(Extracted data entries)
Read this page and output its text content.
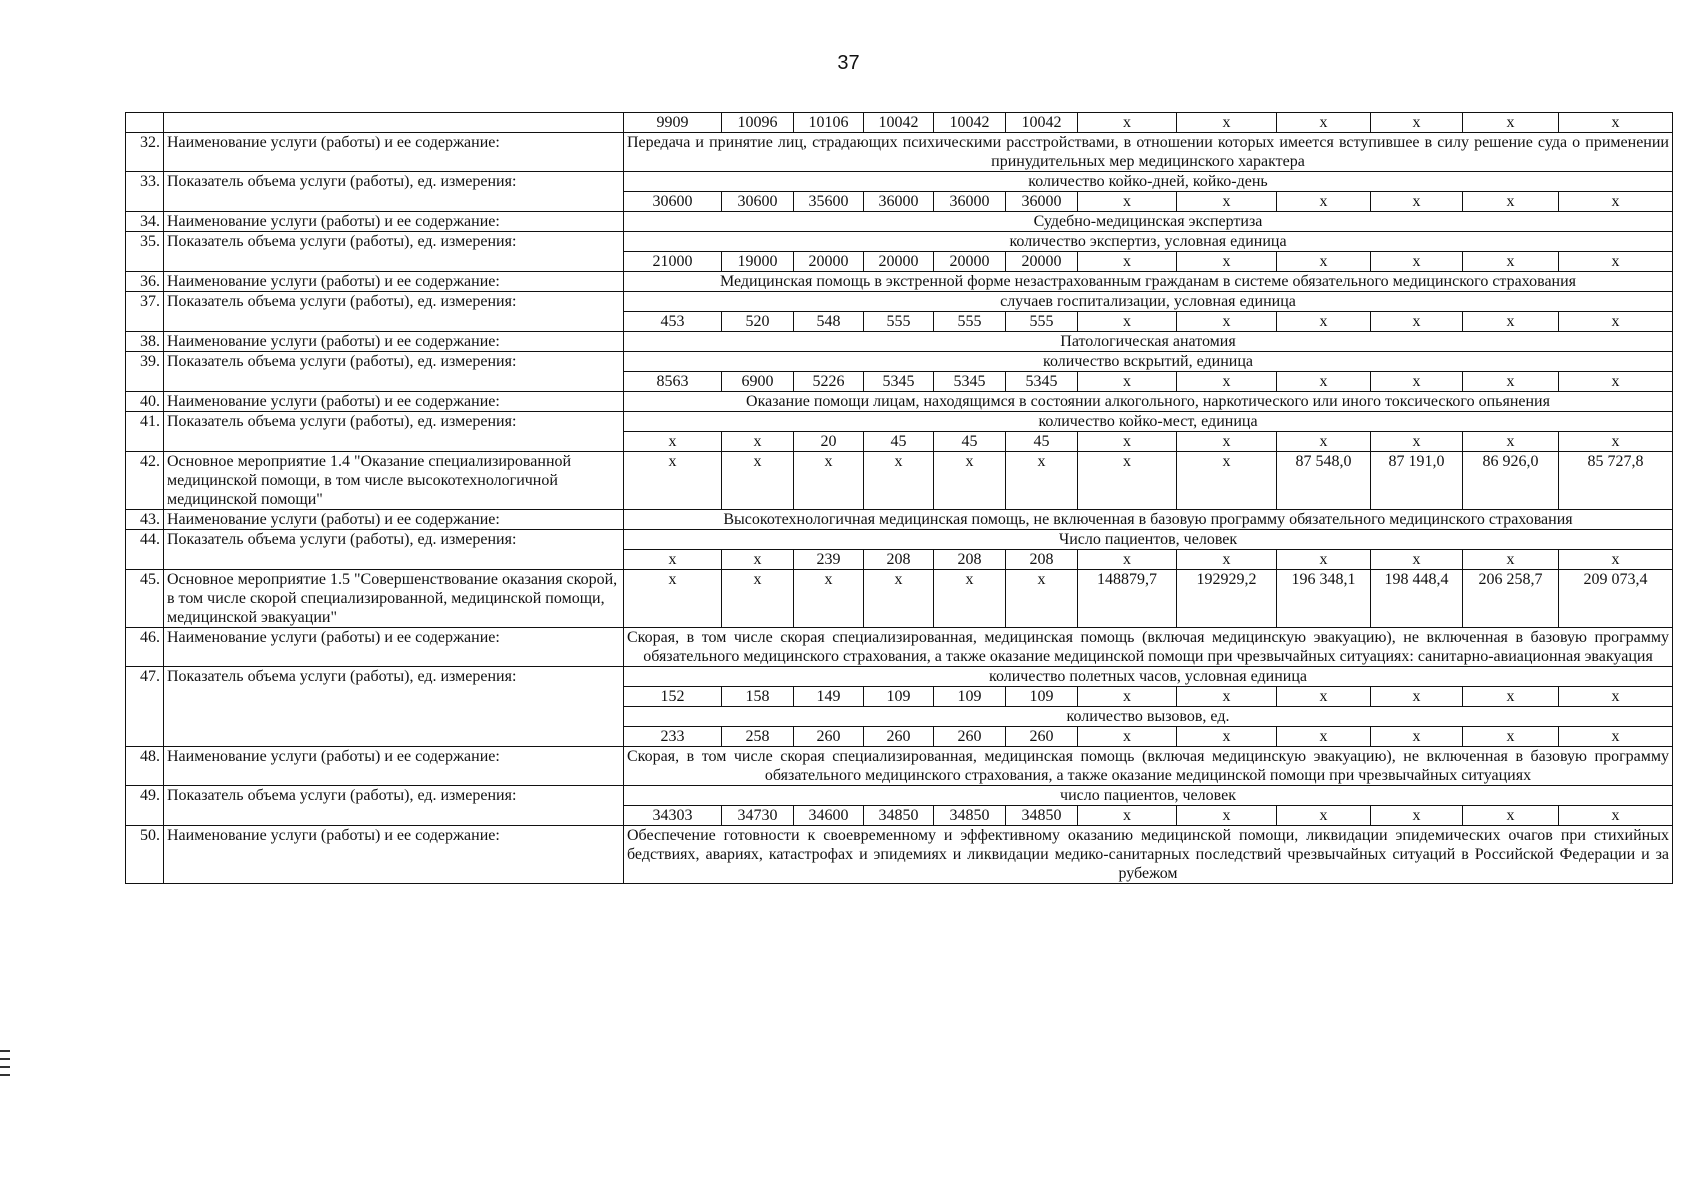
37
		9909	10096	10106	10042	10042	10042	x	x	x	x	x	x
32.	Наименование услуги (работы) и ее содержание:	Передача и принятие лиц, страдающих психическими расстройствами, в отношении которых имеется вступившее в силу решение суда о применении принудительных мер медицинского характера											
33.	Показатель объема услуги (работы), ед. измерения:	количество койко-дней, койко-день											
		30600	30600	35600	36000	36000	36000	x	x	x	x	x	x
34.	Наименование услуги (работы) и ее содержание:	Судебно-медицинская экспертиза											
35.	Показатель объема услуги (работы), ед. измерения:	количество экспертиз, условная единица											
		21000	19000	20000	20000	20000	20000	x	x	x	x	x	x
36.	Наименование услуги (работы) и ее содержание:	Медицинская помощь в экстренной форме незастрахованным гражданам в системе обязательного медицинского страхования											
37.	Показатель объема услуги (работы), ед. измерения:	случаев госпитализации, условная единица											
		453	520	548	555	555	555	x	x	x	x	x	x
38.	Наименование услуги (работы) и ее содержание:	Патологическая анатомия											
39.	Показатель объема услуги (работы), ед. измерения:	количество вскрытий, единица											
		8563	6900	5226	5345	5345	5345	x	x	x	x	x	x
40.	Наименование услуги (работы) и ее содержание:	Оказание помощи лицам, находящимся в состоянии алкогольного, наркотического или иного токсического опьянения											
41.	Показатель объема услуги (работы), ед. измерения:	количество койко-мест, единица											
		x	x	20	45	45	45	x	x	x	x	x	x
42.	Основное мероприятие 1.4 "Оказание специализированной медицинской помощи, в том числе высокотехнологичной медицинской помощи"	x	x	x	x	x	x	x	x	87 548,0	87 191,0	86 926,0	85 727,8
43.	Наименование услуги (работы) и ее содержание:	Высокотехнологичная медицинская помощь, не включенная в базовую программу обязательного медицинского страхования											
44.	Показатель объема услуги (работы), ед. измерения:	Число пациентов, человек											
		x	x	239	208	208	208	x	x	x	x	x	x
45.	Основное мероприятие 1.5 "Совершенствование оказания скорой, в том числе скорой специализированной, медицинской помощи, медицинской эвакуации"	x	x	x	x	x	x	148879,7	192929,2	196 348,1	198 448,4	206 258,7	209 073,4
46.	Наименование услуги (работы) и ее содержание:	Скорая, в том числе скорая специализированная, медицинская помощь (включая медицинскую эвакуацию), не включенная в базовую программу обязательного медицинского страхования, а также оказание медицинской помощи при чрезвычайных ситуациях: санитарно-авиационная эвакуация											
47.	Показатель объема услуги (работы), ед. измерения:	количество полетных часов, условная единица											
		152	158	149	109	109	109	x	x	x	x	x	x
		количество вызовов, ед.											
		233	258	260	260	260	260	x	x	x	x	x	x
48.	Наименование услуги (работы) и ее содержание:	Скорая, в том числе скорая специализированная, медицинская помощь (включая медицинскую эвакуацию), не включенная в базовую программу обязательного медицинского страхования, а также оказание медицинской помощи при чрезвычайных ситуациях											
49.	Показатель объема услуги (работы), ед. измерения:	число пациентов, человек											
		34303	34730	34600	34850	34850	34850	x	x	x	x	x	x
50.	Наименование услуги (работы) и ее содержание:	Обеспечение готовности к своевременному и эффективному оказанию медицинской помощи, ликвидации эпидемических очагов при стихийных бедствиях, авариях, катастрофах и эпидемиях и ликвидации медико-санитарных последствий чрезвычайных ситуаций в Российской Федерации и за рубежом											
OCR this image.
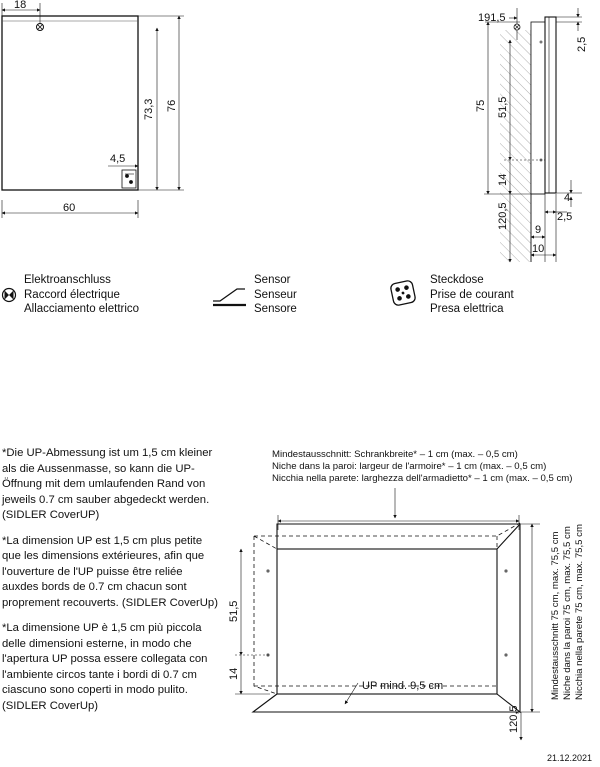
18
73,3 76
4,5
60
191,5
2,5
75 51,5
14
120,5
4
2,5
9
10
Mindestausschnitt: Schrankbreite* – 1 cm (max. – 0,5 cm)
Niche dans la paroi: largeur de l'armoire* – 1 cm (max. – 0,5 cm)
Nicchia nella parete: larghezza dell'armadietto* – 1 cm (max. – 0,5 cm)
Mindestausschnitt 75 cm, max. 75,5 cm Niche dans la paroi 75 cm, max. 75,5 cm Nicchia nella parete 75 cm, max. 75,5 cm
UP mind. 9,5 cm
51,5
14
120,5
Elektroanschluss
Raccord électrique
Allacciamento elettrico
Sensor
Senseur
Sensore
Steckdose
Prise de courant
Presa elettrica

*Die UP-Abmessung ist um 1,5 cm kleiner als die Aussenmasse, so kann die UP-Öffnung mit dem umlaufenden Rand von jeweils 0.7 cm sauber abgedeckt werden. (SIDLER CoverUP)

*La dimension UP est 1,5 cm plus petite que les dimensions extérieures, afin que l'ouverture de l'UP puisse être reliée auxdes bords de 0.7 cm chacun sont proprement recouverts. (SIDLER CoverUp)

*La dimensione UP è 1,5 cm più piccola delle dimensioni esterne, in modo che l'apertura UP possa essere collegata con l'ambiente circos tante i bordi di 0.7 cm ciascuno sono coperti in modo pulito. (SIDLER CoverUp)

21.12.2021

Short problem:
Pictures are excluded; output everything else in the data verbatim.

Written reply:
Read this page and output its text content.
37
		9909	10096	10106	10042	10042	10042	x	x	x	x	x	x
32.	Наименование услуги (работы) и ее содержание:	Передача и принятие лиц, страдающих психическими расстройствами, в отношении которых имеется вступившее в силу решение суда о применении принудительных мер медицинского характера											
33.	Показатель объема услуги (работы), ед. измерения:	количество койко-дней, койко-день											
		30600	30600	35600	36000	36000	36000	x	x	x	x	x	x
34.	Наименование услуги (работы) и ее содержание:	Судебно-медицинская экспертиза											
35.	Показатель объема услуги (работы), ед. измерения:	количество экспертиз, условная единица											
		21000	19000	20000	20000	20000	20000	x	x	x	x	x	x
36.	Наименование услуги (работы) и ее содержание:	Медицинская помощь в экстренной форме незастрахованным гражданам в системе обязательного медицинского страхования											
37.	Показатель объема услуги (работы), ед. измерения:	случаев госпитализации, условная единица											
		453	520	548	555	555	555	x	x	x	x	x	x
38.	Наименование услуги (работы) и ее содержание:	Патологическая анатомия											
39.	Показатель объема услуги (работы), ед. измерения:	количество вскрытий, единица											
		8563	6900	5226	5345	5345	5345	x	x	x	x	x	x
40.	Наименование услуги (работы) и ее содержание:	Оказание помощи лицам, находящимся в состоянии алкогольного, наркотического или иного токсического опьянения											
41.	Показатель объема услуги (работы), ед. измерения:	количество койко-мест, единица											
		x	x	20	45	45	45	x	x	x	x	x	x
42.	Основное мероприятие 1.4 "Оказание специализированной медицинской помощи, в том числе высокотехнологичной медицинской помощи"	x	x	x	x	x	x	x	x	87 548,0	87 191,0	86 926,0	85 727,8
43.	Наименование услуги (работы) и ее содержание:	Высокотехнологичная медицинская помощь, не включенная в базовую программу обязательного медицинского страхования											
44.	Показатель объема услуги (работы), ед. измерения:	Число пациентов, человек											
		x	x	239	208	208	208	x	x	x	x	x	x
45.	Основное мероприятие 1.5 "Совершенствование оказания скорой, в том числе скорой специализированной, медицинской помощи, медицинской эвакуации"	x	x	x	x	x	x	148879,7	192929,2	196 348,1	198 448,4	206 258,7	209 073,4
46.	Наименование услуги (работы) и ее содержание:	Скорая, в том числе скорая специализированная, медицинская помощь (включая медицинскую эвакуацию), не включенная в базовую программу обязательного медицинского страхования, а также оказание медицинской помощи при чрезвычайных ситуациях: санитарно-авиационная эвакуация											
47.	Показатель объема услуги (работы), ед. измерения:	количество полетных часов, условная единица											
		152	158	149	109	109	109	x	x	x	x	x	x
		количество вызовов, ед.											
		233	258	260	260	260	260	x	x	x	x	x	x
48.	Наименование услуги (работы) и ее содержание:	Скорая, в том числе скорая специализированная, медицинская помощь (включая медицинскую эвакуацию), не включенная в базовую программу обязательного медицинского страхования, а также оказание медицинской помощи при чрезвычайных ситуациях											
49.	Показатель объема услуги (работы), ед. измерения:	число пациентов, человек											
		34303	34730	34600	34850	34850	34850	x	x	x	x	x	x
50.	Наименование услуги (работы) и ее содержание:	Обеспечение готовности к своевременному и эффективному оказанию медицинской помощи, ликвидации эпидемических очагов при стихийных бедствиях, авариях, катастрофах и эпидемиях и ликвидации медико-санитарных последствий чрезвычайных ситуаций в Российской Федерации и за рубежом											
OCR this image.
18
73,3 76
4,5
60
191,5
2,5
75 51,5
14
120,5
4
2,5
9
10
Mindestausschnitt: Schrankbreite* – 1 cm (max. – 0,5 cm)
Niche dans la paroi: largeur de l'armoire* – 1 cm (max. – 0,5 cm)
Nicchia nella parete: larghezza dell'armadietto* – 1 cm (max. – 0,5 cm)
Mindestausschnitt 75 cm, max. 75,5 cm Niche dans la paroi 75 cm, max. 75,5 cm Nicchia nella parete 75 cm, max. 75,5 cm
UP mind. 9,5 cm
51,5
14
120,5
Elektroanschluss
Raccord électrique
Allacciamento elettrico
Sensor
Senseur
Sensore
Steckdose
Prise de courant
Presa elettrica

*Die UP-Abmessung ist um 1,5 cm kleiner als die Aussenmasse, so kann die UP-Öffnung mit dem umlaufenden Rand von jeweils 0.7 cm sauber abgedeckt werden. (SIDLER CoverUP)

*La dimension UP est 1,5 cm plus petite que les dimensions extérieures, afin que l'ouverture de l'UP puisse être reliée auxdes bords de 0.7 cm chacun sont proprement recouverts. (SIDLER CoverUp)

*La dimensione UP è 1,5 cm più piccola delle dimensioni esterne, in modo che l'apertura UP possa essere collegata con l'ambiente circos tante i bordi di 0.7 cm ciascuno sono coperti in modo pulito. (SIDLER CoverUp)

21.12.2021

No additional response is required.